### PROBLEM
Filter this data down to the lines that hold "high", and copy them.

....

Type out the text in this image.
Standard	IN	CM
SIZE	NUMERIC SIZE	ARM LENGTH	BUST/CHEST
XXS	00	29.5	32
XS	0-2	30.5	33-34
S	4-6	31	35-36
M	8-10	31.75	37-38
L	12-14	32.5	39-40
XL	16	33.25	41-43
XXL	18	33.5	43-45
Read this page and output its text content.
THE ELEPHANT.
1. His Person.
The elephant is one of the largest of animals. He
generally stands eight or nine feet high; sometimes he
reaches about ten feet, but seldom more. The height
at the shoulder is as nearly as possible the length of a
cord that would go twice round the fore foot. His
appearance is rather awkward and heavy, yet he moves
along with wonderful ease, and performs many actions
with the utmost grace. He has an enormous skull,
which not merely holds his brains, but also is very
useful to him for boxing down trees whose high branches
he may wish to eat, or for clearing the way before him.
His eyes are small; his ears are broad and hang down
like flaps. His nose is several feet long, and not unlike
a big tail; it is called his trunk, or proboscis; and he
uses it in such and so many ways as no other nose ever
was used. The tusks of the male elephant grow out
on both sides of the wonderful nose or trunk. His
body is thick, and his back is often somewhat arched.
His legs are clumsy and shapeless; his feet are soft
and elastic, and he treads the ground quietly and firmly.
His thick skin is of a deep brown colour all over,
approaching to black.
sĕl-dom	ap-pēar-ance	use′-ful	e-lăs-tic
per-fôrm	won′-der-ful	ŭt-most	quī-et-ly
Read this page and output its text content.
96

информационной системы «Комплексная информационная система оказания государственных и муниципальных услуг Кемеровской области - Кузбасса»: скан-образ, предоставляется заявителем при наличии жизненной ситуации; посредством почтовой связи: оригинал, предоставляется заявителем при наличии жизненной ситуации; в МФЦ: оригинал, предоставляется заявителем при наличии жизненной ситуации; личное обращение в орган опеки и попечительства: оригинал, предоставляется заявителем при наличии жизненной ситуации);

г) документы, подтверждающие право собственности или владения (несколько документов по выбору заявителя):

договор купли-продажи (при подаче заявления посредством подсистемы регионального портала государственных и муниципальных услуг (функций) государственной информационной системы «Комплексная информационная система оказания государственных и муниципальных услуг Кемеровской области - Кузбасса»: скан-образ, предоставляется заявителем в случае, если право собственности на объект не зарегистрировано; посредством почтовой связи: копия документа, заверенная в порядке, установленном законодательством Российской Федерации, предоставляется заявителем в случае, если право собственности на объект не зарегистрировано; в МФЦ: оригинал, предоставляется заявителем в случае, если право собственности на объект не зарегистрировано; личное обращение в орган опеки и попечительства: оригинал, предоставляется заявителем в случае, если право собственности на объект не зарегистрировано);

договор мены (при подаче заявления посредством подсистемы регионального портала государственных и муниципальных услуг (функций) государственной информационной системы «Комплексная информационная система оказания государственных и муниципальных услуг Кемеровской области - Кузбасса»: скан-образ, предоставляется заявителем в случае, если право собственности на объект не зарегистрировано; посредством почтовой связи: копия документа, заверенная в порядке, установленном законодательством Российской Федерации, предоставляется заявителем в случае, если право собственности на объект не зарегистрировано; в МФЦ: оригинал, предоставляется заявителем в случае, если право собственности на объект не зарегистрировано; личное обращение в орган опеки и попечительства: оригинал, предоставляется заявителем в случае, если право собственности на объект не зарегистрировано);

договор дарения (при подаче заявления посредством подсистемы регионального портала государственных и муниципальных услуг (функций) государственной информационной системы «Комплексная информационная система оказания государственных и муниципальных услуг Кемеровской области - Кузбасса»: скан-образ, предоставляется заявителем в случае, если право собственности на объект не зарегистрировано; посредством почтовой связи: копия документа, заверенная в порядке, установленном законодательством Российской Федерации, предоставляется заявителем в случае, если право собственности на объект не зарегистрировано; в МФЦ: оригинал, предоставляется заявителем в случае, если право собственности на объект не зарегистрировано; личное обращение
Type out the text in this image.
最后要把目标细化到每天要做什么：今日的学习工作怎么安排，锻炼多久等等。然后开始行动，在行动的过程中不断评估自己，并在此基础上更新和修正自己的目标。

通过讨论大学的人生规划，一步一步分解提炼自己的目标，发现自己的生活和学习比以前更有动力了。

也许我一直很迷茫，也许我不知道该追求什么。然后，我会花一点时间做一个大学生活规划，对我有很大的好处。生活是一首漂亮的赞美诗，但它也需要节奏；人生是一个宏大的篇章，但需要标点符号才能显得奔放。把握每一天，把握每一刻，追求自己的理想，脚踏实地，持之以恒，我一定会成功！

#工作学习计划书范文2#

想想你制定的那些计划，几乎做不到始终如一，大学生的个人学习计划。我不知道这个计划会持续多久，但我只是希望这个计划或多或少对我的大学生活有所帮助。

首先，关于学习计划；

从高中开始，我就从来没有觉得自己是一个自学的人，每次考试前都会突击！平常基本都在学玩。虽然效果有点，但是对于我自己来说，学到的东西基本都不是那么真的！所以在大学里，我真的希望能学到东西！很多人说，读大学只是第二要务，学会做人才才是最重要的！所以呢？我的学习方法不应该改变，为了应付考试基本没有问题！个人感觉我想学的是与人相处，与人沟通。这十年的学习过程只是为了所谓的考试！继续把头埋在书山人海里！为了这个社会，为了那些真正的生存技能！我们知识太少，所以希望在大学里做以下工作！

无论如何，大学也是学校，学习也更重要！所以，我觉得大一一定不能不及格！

....

### IN RESPONSE
generally stands eight or nine feet high; sometimes he
useful to him for boxing down trees whose high branches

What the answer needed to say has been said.